**Records from a data collection**
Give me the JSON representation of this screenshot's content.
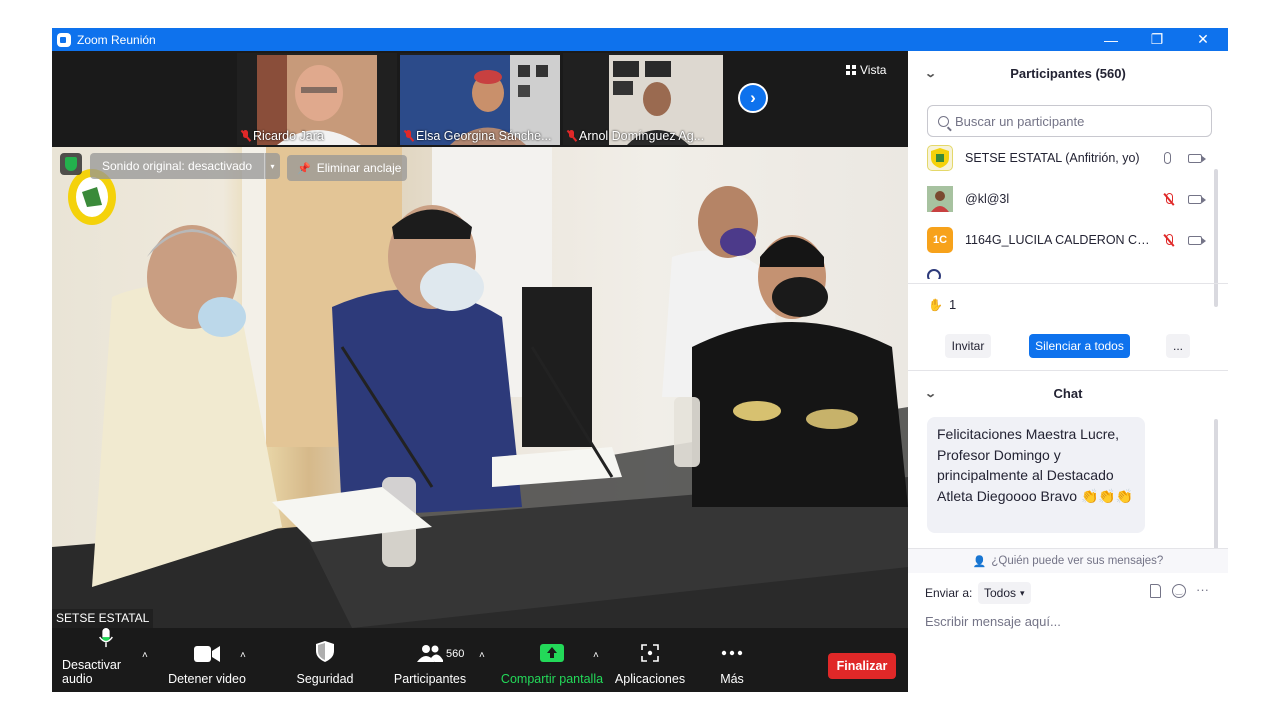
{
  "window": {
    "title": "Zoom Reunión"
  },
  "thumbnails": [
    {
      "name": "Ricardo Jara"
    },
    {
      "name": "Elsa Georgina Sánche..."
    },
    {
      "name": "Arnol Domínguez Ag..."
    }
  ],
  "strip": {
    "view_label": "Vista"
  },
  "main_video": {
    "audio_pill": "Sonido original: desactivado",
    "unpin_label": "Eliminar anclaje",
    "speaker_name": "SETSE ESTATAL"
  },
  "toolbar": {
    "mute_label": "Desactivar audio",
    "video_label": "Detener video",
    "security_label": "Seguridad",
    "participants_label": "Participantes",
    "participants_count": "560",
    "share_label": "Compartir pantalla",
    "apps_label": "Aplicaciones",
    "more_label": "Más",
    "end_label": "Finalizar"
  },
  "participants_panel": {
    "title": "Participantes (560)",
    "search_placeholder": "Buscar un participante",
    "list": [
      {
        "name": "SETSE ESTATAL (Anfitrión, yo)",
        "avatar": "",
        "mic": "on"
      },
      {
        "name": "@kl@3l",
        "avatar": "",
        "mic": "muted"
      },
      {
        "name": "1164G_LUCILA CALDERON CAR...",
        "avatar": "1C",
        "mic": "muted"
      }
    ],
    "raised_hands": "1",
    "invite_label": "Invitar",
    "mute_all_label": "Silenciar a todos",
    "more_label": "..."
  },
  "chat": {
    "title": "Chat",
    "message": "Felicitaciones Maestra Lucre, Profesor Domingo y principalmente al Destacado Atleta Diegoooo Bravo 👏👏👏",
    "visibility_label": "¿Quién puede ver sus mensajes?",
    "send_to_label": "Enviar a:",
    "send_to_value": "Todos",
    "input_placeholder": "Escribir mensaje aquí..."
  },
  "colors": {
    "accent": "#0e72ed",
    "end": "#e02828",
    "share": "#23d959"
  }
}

**Exercise requirements**
Output a faithful copy of the data, with each picture left out.

**Task output**
Give me the JSON representation of this screenshot's content.
{
  "window": {
    "title": "Zoom Reunión"
  },
  "thumbnails": [
    {
      "name": "Ricardo Jara"
    },
    {
      "name": "Elsa Georgina Sánche..."
    },
    {
      "name": "Arnol Domínguez Ag..."
    }
  ],
  "strip": {
    "view_label": "Vista"
  },
  "main_video": {
    "audio_pill": "Sonido original: desactivado",
    "unpin_label": "Eliminar anclaje",
    "speaker_name": "SETSE ESTATAL"
  },
  "toolbar": {
    "mute_label": "Desactivar audio",
    "video_label": "Detener video",
    "security_label": "Seguridad",
    "participants_label": "Participantes",
    "participants_count": "560",
    "share_label": "Compartir pantalla",
    "apps_label": "Aplicaciones",
    "more_label": "Más",
    "end_label": "Finalizar"
  },
  "participants_panel": {
    "title": "Participantes (560)",
    "search_placeholder": "Buscar un participante",
    "list": [
      {
        "name": "SETSE ESTATAL (Anfitrión, yo)",
        "avatar": "",
        "mic": "on"
      },
      {
        "name": "@kl@3l",
        "avatar": "",
        "mic": "muted"
      },
      {
        "name": "1164G_LUCILA CALDERON CAR...",
        "avatar": "1C",
        "mic": "muted"
      }
    ],
    "raised_hands": "1",
    "invite_label": "Invitar",
    "mute_all_label": "Silenciar a todos",
    "more_label": "..."
  },
  "chat": {
    "title": "Chat",
    "message": "Felicitaciones Maestra Lucre, Profesor Domingo y principalmente al Destacado Atleta Diegoooo Bravo 👏👏👏",
    "visibility_label": "¿Quién puede ver sus mensajes?",
    "send_to_label": "Enviar a:",
    "send_to_value": "Todos",
    "input_placeholder": "Escribir mensaje aquí..."
  },
  "colors": {
    "accent": "#0e72ed",
    "end": "#e02828",
    "share": "#23d959"
  }
}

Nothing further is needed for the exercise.